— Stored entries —

————

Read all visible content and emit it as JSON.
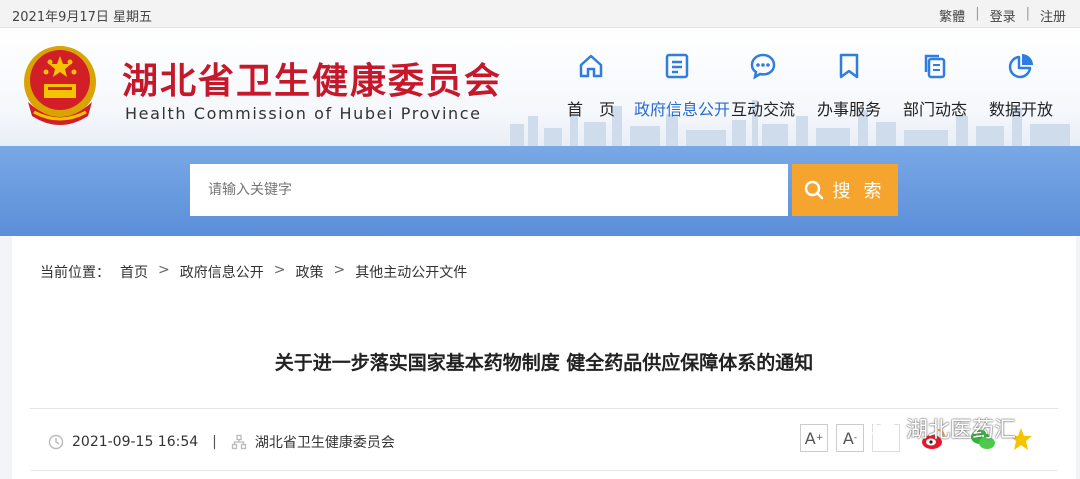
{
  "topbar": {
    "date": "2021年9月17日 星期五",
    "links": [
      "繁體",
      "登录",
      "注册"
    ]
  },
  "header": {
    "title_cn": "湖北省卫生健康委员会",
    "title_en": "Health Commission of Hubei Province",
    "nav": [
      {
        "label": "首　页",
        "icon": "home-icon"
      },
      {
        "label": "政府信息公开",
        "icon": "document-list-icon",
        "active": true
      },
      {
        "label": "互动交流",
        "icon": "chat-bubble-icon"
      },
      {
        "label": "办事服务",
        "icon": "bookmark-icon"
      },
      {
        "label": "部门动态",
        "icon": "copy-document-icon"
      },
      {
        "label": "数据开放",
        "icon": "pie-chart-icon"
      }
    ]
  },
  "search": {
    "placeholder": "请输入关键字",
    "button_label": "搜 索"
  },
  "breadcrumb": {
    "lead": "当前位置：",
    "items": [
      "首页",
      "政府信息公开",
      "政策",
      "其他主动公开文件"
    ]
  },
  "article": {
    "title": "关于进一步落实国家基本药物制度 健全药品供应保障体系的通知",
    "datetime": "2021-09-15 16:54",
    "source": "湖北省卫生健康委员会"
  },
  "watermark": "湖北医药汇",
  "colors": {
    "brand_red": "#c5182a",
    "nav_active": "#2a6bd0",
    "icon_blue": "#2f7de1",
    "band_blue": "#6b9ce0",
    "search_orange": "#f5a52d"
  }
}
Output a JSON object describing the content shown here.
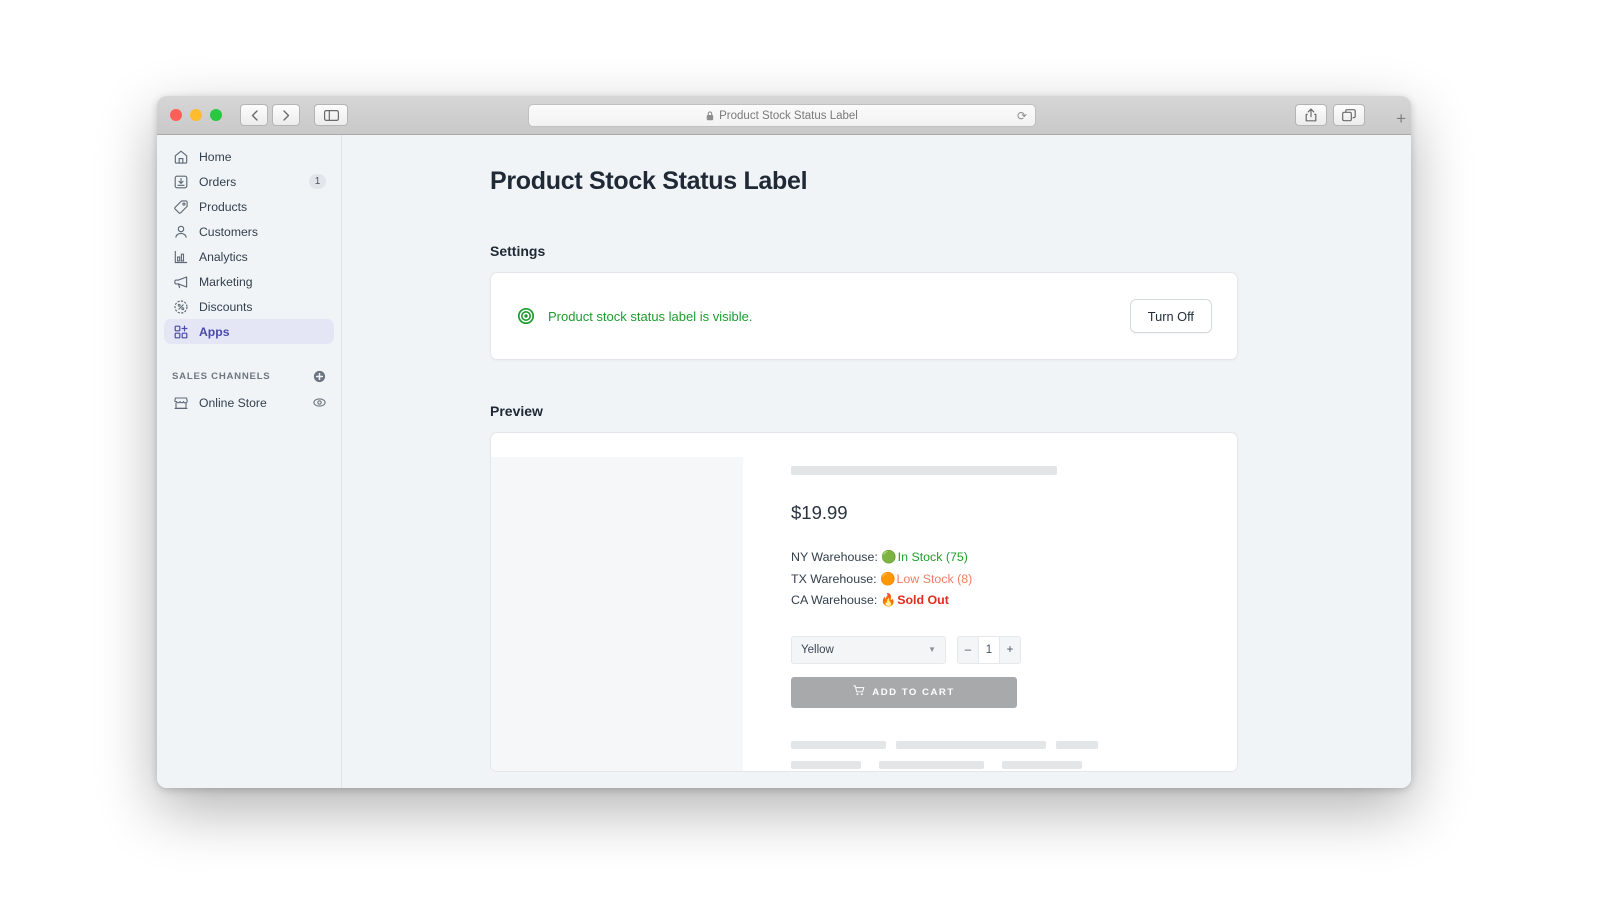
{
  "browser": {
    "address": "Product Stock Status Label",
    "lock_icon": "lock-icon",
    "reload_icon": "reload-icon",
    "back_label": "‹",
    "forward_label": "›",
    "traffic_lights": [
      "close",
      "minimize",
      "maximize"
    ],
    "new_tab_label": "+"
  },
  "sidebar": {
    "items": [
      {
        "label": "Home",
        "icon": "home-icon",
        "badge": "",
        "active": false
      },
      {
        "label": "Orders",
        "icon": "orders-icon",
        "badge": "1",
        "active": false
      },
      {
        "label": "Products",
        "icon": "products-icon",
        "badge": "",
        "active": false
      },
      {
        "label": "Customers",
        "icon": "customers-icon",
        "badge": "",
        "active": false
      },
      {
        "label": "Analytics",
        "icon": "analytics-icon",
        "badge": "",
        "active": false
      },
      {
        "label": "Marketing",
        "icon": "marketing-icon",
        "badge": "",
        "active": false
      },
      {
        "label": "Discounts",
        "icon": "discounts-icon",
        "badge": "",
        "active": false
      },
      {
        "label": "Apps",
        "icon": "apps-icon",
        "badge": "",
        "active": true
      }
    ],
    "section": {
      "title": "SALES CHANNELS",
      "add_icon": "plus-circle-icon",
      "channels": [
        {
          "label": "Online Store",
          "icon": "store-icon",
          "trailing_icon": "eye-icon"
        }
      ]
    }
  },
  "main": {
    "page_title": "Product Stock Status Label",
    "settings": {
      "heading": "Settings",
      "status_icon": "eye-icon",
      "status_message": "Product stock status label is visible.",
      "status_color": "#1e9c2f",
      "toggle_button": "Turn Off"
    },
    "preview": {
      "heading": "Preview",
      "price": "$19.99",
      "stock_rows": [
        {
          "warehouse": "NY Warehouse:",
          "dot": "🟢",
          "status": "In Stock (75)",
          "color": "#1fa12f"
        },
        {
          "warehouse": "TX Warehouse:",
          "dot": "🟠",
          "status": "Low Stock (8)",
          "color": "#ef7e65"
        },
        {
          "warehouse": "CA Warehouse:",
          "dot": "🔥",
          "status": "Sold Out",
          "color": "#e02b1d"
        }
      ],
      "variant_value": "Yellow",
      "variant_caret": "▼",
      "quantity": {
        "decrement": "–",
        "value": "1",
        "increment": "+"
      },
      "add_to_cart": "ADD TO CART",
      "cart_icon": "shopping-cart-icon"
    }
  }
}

————

— Problem requirements —
Look over the listing above. Pick out and copy every line that includes "湖北省卫生健康委员会".

— Task result —
    "title_cn": "湖北省卫生健康委员会",
    "source": "湖北省卫生健康委员会"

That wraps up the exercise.